What is expected
Repeat all of the data precisely.

Extracted material
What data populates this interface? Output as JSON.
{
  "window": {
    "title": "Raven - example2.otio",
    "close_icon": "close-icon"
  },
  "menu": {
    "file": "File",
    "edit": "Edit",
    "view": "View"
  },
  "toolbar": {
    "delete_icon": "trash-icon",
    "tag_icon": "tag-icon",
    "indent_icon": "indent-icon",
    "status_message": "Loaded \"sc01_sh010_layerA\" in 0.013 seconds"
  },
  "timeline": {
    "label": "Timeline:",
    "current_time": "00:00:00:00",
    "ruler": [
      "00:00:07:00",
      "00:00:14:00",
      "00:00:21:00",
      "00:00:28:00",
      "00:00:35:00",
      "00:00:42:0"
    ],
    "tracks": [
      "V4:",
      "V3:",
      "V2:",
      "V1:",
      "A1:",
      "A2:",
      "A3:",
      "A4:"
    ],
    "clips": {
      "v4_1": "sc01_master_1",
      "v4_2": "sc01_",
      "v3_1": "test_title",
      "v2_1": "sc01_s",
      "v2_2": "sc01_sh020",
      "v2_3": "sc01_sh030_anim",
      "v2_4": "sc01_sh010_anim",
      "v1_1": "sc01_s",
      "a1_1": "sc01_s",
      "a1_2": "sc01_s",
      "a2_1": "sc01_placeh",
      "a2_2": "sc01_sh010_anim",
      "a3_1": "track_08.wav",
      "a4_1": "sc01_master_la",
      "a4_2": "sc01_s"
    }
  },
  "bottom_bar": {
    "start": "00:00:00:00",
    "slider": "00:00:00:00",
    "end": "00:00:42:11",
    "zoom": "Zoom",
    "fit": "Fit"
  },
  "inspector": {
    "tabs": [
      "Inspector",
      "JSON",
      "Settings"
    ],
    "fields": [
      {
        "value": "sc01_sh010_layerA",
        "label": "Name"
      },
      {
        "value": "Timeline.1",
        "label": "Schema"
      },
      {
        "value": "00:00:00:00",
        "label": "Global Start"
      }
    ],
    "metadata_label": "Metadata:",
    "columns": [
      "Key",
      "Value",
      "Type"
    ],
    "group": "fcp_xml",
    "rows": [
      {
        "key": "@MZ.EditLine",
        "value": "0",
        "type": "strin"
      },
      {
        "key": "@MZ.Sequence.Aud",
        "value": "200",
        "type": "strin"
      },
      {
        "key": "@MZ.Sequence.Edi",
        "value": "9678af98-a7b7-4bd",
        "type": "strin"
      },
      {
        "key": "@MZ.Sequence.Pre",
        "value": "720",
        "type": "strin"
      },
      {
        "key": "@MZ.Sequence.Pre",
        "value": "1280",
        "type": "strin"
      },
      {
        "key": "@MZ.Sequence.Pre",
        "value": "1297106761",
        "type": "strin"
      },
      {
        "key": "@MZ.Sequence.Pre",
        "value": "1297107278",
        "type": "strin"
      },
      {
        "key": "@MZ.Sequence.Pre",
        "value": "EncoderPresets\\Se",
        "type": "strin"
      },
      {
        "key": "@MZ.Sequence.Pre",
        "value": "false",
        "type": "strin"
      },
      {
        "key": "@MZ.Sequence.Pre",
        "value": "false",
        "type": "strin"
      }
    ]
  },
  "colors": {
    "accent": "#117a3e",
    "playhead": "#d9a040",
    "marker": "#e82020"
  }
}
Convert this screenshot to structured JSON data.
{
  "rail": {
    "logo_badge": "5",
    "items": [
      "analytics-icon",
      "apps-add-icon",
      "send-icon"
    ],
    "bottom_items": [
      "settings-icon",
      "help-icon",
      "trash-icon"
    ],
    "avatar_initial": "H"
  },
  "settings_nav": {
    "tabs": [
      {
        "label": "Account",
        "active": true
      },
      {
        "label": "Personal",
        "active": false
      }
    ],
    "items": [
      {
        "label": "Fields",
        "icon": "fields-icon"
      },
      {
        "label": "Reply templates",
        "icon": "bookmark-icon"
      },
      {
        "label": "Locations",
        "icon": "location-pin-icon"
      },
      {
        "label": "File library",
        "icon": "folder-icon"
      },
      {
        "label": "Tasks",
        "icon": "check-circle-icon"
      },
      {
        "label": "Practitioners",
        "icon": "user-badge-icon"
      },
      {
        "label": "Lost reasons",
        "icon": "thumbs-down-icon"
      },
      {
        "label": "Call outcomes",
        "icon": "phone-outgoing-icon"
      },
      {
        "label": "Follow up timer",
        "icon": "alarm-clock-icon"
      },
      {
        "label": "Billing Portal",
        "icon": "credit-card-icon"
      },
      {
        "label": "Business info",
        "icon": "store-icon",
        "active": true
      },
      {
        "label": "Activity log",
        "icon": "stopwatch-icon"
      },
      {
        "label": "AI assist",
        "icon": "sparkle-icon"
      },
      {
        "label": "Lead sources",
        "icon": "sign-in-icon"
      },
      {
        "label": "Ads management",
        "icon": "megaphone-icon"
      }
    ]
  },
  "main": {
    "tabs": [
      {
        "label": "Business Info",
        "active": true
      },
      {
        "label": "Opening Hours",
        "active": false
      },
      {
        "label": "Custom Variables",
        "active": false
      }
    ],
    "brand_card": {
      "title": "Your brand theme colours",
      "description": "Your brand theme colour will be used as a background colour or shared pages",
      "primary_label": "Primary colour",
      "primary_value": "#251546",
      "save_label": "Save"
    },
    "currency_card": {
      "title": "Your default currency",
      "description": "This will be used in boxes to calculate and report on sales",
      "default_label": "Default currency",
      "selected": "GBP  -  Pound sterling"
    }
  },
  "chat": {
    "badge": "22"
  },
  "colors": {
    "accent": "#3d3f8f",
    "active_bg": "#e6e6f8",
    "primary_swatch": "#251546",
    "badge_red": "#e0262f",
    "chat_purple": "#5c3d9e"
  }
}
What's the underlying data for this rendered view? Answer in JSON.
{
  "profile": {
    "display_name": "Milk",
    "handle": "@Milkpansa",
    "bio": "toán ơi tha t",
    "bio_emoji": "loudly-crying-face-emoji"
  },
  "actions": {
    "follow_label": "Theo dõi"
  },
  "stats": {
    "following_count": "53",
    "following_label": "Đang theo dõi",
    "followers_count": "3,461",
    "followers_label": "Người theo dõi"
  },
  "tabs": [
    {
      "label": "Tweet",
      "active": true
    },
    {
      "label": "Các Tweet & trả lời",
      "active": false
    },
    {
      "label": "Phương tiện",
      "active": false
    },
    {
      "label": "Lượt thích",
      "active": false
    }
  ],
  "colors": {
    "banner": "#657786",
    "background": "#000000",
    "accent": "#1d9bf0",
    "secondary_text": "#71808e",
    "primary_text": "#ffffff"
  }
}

Result
What data populates this interface? Output as JSON.
{
  "window": {
    "title": "Raven - example2.otio",
    "close_icon": "close-icon"
  },
  "menu": {
    "file": "File",
    "edit": "Edit",
    "view": "View"
  },
  "toolbar": {
    "delete_icon": "trash-icon",
    "tag_icon": "tag-icon",
    "indent_icon": "indent-icon",
    "status_message": "Loaded \"sc01_sh010_layerA\" in 0.013 seconds"
  },
  "timeline": {
    "label": "Timeline:",
    "current_time": "00:00:00:00",
    "ruler": [
      "00:00:07:00",
      "00:00:14:00",
      "00:00:21:00",
      "00:00:28:00",
      "00:00:35:00",
      "00:00:42:0"
    ],
    "tracks": [
      "V4:",
      "V3:",
      "V2:",
      "V1:",
      "A1:",
      "A2:",
      "A3:",
      "A4:"
    ],
    "clips": {
      "v4_1": "sc01_master_1",
      "v4_2": "sc01_",
      "v3_1": "test_title",
      "v2_1": "sc01_s",
      "v2_2": "sc01_sh020",
      "v2_3": "sc01_sh030_anim",
      "v2_4": "sc01_sh010_anim",
      "v1_1": "sc01_s",
      "a1_1": "sc01_s",
      "a1_2": "sc01_s",
      "a2_1": "sc01_placeh",
      "a2_2": "sc01_sh010_anim",
      "a3_1": "track_08.wav",
      "a4_1": "sc01_master_la",
      "a4_2": "sc01_s"
    }
  },
  "bottom_bar": {
    "start": "00:00:00:00",
    "slider": "00:00:00:00",
    "end": "00:00:42:11",
    "zoom": "Zoom",
    "fit": "Fit"
  },
  "inspector": {
    "tabs": [
      "Inspector",
      "JSON",
      "Settings"
    ],
    "fields": [
      {
        "value": "sc01_sh010_layerA",
        "label": "Name"
      },
      {
        "value": "Timeline.1",
        "label": "Schema"
      },
      {
        "value": "00:00:00:00",
        "label": "Global Start"
      }
    ],
    "metadata_label": "Metadata:",
    "columns": [
      "Key",
      "Value",
      "Type"
    ],
    "group": "fcp_xml",
    "rows": [
      {
        "key": "@MZ.EditLine",
        "value": "0",
        "type": "strin"
      },
      {
        "key": "@MZ.Sequence.Aud",
        "value": "200",
        "type": "strin"
      },
      {
        "key": "@MZ.Sequence.Edi",
        "value": "9678af98-a7b7-4bd",
        "type": "strin"
      },
      {
        "key": "@MZ.Sequence.Pre",
        "value": "720",
        "type": "strin"
      },
      {
        "key": "@MZ.Sequence.Pre",
        "value": "1280",
        "type": "strin"
      },
      {
        "key": "@MZ.Sequence.Pre",
        "value": "1297106761",
        "type": "strin"
      },
      {
        "key": "@MZ.Sequence.Pre",
        "value": "1297107278",
        "type": "strin"
      },
      {
        "key": "@MZ.Sequence.Pre",
        "value": "EncoderPresets\\Se",
        "type": "strin"
      },
      {
        "key": "@MZ.Sequence.Pre",
        "value": "false",
        "type": "strin"
      },
      {
        "key": "@MZ.Sequence.Pre",
        "value": "false",
        "type": "strin"
      }
    ]
  },
  "colors": {
    "accent": "#117a3e",
    "playhead": "#d9a040",
    "marker": "#e82020"
  }
}
Convert this screenshot to structured JSON data.
{
  "rail": {
    "logo_badge": "5",
    "items": [
      "analytics-icon",
      "apps-add-icon",
      "send-icon"
    ],
    "bottom_items": [
      "settings-icon",
      "help-icon",
      "trash-icon"
    ],
    "avatar_initial": "H"
  },
  "settings_nav": {
    "tabs": [
      {
        "label": "Account",
        "active": true
      },
      {
        "label": "Personal",
        "active": false
      }
    ],
    "items": [
      {
        "label": "Fields",
        "icon": "fields-icon"
      },
      {
        "label": "Reply templates",
        "icon": "bookmark-icon"
      },
      {
        "label": "Locations",
        "icon": "location-pin-icon"
      },
      {
        "label": "File library",
        "icon": "folder-icon"
      },
      {
        "label": "Tasks",
        "icon": "check-circle-icon"
      },
      {
        "label": "Practitioners",
        "icon": "user-badge-icon"
      },
      {
        "label": "Lost reasons",
        "icon": "thumbs-down-icon"
      },
      {
        "label": "Call outcomes",
        "icon": "phone-outgoing-icon"
      },
      {
        "label": "Follow up timer",
        "icon": "alarm-clock-icon"
      },
      {
        "label": "Billing Portal",
        "icon": "credit-card-icon"
      },
      {
        "label": "Business info",
        "icon": "store-icon",
        "active": true
      },
      {
        "label": "Activity log",
        "icon": "stopwatch-icon"
      },
      {
        "label": "AI assist",
        "icon": "sparkle-icon"
      },
      {
        "label": "Lead sources",
        "icon": "sign-in-icon"
      },
      {
        "label": "Ads management",
        "icon": "megaphone-icon"
      }
    ]
  },
  "main": {
    "tabs": [
      {
        "label": "Business Info",
        "active": true
      },
      {
        "label": "Opening Hours",
        "active": false
      },
      {
        "label": "Custom Variables",
        "active": false
      }
    ],
    "brand_card": {
      "title": "Your brand theme colours",
      "description": "Your brand theme colour will be used as a background colour or shared pages",
      "primary_label": "Primary colour",
      "primary_value": "#251546",
      "save_label": "Save"
    },
    "currency_card": {
      "title": "Your default currency",
      "description": "This will be used in boxes to calculate and report on sales",
      "default_label": "Default currency",
      "selected": "GBP  -  Pound sterling"
    }
  },
  "chat": {
    "badge": "22"
  },
  "colors": {
    "accent": "#3d3f8f",
    "active_bg": "#e6e6f8",
    "primary_swatch": "#251546",
    "badge_red": "#e0262f",
    "chat_purple": "#5c3d9e"
  }
}
What's the underlying data for this rendered view? Answer in JSON.
{
  "profile": {
    "display_name": "Milk",
    "handle": "@Milkpansa",
    "bio": "toán ơi tha t",
    "bio_emoji": "loudly-crying-face-emoji"
  },
  "actions": {
    "follow_label": "Theo dõi"
  },
  "stats": {
    "following_count": "53",
    "following_label": "Đang theo dõi",
    "followers_count": "3,461",
    "followers_label": "Người theo dõi"
  },
  "tabs": [
    {
      "label": "Tweet",
      "active": true
    },
    {
      "label": "Các Tweet & trả lời",
      "active": false
    },
    {
      "label": "Phương tiện",
      "active": false
    },
    {
      "label": "Lượt thích",
      "active": false
    }
  ],
  "colors": {
    "banner": "#657786",
    "background": "#000000",
    "accent": "#1d9bf0",
    "secondary_text": "#71808e",
    "primary_text": "#ffffff"
  }
}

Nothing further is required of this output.